June 23, 2024 - Marcel - In recent weeks the Lord has been reminding Linda and I of the great benefits to be gained by pondering the words and the ways of God. This pondering is but one expression of “seeking first the kingdom of God and His righteousness” such that “all these things” - in other words, everything else the Lord has promised us - can be added to us” as well. (Mt 6:33) It goes without saying that the significant spiritual value of treasuring and pondering is embodied most fully in the life of Mary.


We are all familiar with the verse quoted above which reveals this great mystery at work in she who “treasured” and “pondered” not only the events surrounding the nativity but also the surprising account of losing Jesus in Jerusalem. Luke records that following their return to Nazareth Mary, yet again, “kept all these things in her heart”. (Lk 2:51)


But there is also another important, perhaps lesser known aspect to pondering; the need to ask the Lord questions. It is a skill that isn’t automatic for everyone. In my case, it is a lesson I learned only later in life from Linda. Time and again over the past 35 years Linda has had to remind me to ask questions. This typically occurs when I’ve told her about a conversation I’ve had with someone and she has asked me about that conversation. “Didn’t you think to ask?”…”Didn’t you want to know?”…”What about this or that?” she would ask. So often I would be stumped and simply stare blankly.  At the same time I would realize how helpful it would have been for me to ask those simple questions. Thankfully, I’ve come to realize how important it is to ask questions. I can’t tell you how grateful I am to Linda for having shared that wisdom with me.

■ DATA LINES:

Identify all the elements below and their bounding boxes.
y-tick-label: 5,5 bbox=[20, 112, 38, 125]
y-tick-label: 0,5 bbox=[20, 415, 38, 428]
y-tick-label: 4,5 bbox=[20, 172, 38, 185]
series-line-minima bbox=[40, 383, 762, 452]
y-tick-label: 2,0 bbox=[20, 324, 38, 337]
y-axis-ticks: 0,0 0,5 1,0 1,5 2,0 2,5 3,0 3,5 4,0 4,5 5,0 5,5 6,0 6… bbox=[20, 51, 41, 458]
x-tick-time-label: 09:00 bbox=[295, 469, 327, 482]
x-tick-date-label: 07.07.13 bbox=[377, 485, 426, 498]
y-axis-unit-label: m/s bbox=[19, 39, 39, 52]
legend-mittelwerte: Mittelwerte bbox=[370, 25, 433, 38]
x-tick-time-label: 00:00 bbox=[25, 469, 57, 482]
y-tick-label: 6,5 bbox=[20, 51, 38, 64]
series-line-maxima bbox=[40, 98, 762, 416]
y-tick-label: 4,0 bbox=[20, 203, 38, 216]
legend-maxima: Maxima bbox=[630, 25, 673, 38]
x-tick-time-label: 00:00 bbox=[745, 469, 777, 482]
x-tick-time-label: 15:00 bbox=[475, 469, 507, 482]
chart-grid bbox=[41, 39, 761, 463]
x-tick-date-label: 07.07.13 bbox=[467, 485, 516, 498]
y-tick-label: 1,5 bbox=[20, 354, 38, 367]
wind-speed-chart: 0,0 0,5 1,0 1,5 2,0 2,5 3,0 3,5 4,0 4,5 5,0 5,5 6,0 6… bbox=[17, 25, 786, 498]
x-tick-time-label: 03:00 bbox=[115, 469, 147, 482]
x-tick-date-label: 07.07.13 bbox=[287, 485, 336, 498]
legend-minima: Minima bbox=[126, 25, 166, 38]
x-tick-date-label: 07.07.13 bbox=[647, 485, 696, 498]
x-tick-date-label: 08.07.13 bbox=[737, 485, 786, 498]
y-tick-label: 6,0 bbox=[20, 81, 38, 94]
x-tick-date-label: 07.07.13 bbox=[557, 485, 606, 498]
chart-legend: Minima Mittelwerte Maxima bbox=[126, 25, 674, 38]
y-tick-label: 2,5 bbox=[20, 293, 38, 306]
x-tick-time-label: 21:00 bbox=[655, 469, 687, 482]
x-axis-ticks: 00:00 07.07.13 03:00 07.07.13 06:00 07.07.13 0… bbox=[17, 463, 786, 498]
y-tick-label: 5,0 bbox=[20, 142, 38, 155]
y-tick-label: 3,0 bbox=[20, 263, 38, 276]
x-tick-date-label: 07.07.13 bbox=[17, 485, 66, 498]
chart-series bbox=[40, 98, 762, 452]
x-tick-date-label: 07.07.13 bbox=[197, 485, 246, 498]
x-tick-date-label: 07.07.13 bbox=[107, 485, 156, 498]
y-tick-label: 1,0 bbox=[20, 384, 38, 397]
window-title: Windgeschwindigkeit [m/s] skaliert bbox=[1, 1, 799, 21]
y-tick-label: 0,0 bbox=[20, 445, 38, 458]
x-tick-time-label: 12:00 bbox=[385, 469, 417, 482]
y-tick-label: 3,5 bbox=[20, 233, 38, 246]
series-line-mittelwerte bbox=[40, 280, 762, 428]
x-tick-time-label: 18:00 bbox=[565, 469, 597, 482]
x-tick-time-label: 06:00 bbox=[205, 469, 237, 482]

■ SET TASKS:
[a] List the questions Linda would ask, as quoted in the reflection on pondering.
[b] Summarize the reflection on pondering in two sentences.
[c] Continue the reflection on pondering from its last sentence.

■ ANSWERS PROVIDED:
[a]
"Didn't you think to ask?"
"Didn't you want to know?"
"What about this or that?"

[b] The writer says the Lord has been reminding Linda and the writer of the benefits of pondering the words and ways of God, a practice embodied most fully in Mary, who kept all these things in her heart. The writer adds that pondering also means asking the Lord questions, a skill learned later in life from Linda, who for 35 years has reminded the writer to ask questions.

[c]
Interestingly, we see this dynamic at work in the accounts of Gabriel’s visits to Zechariah and Mary. Both ask questions in response to the archangel’s announcement. It is evident however that they ask significantly different kinds of questions. Zechariah asks “how shall I know this?” It seems that he is asking, “How can I be sure that this will happen?” The message, after all, clearly points to an event that is impossible at the natural level. But his question evidently reveals a lack of faith in the Lord’s word, which of course is a promise. Because of his limited faith Zechariah is catapulted into a nine month long season during which he can silently ponder the remarkable events that are visited upon he and Elizabeth; events that fulfill the prophecy spoken through Gabriel!


Mary on the other hand responds differently. She does not question that a miracle will occur in her life, she simply asks for clarification as to how the Lord’s word will be fulfilled. Her faith has already assured her that it will occur, simply because God has said it would.  God after all is all powerful and true to His word. Once Gabriel has clarified that she will be overshadowed by the Holy Spirit she replies, “So be it!”, “Let it be done unto me according to that word!” What astounding faith and trust in God and in the promises prophesied hundreds of years earlier!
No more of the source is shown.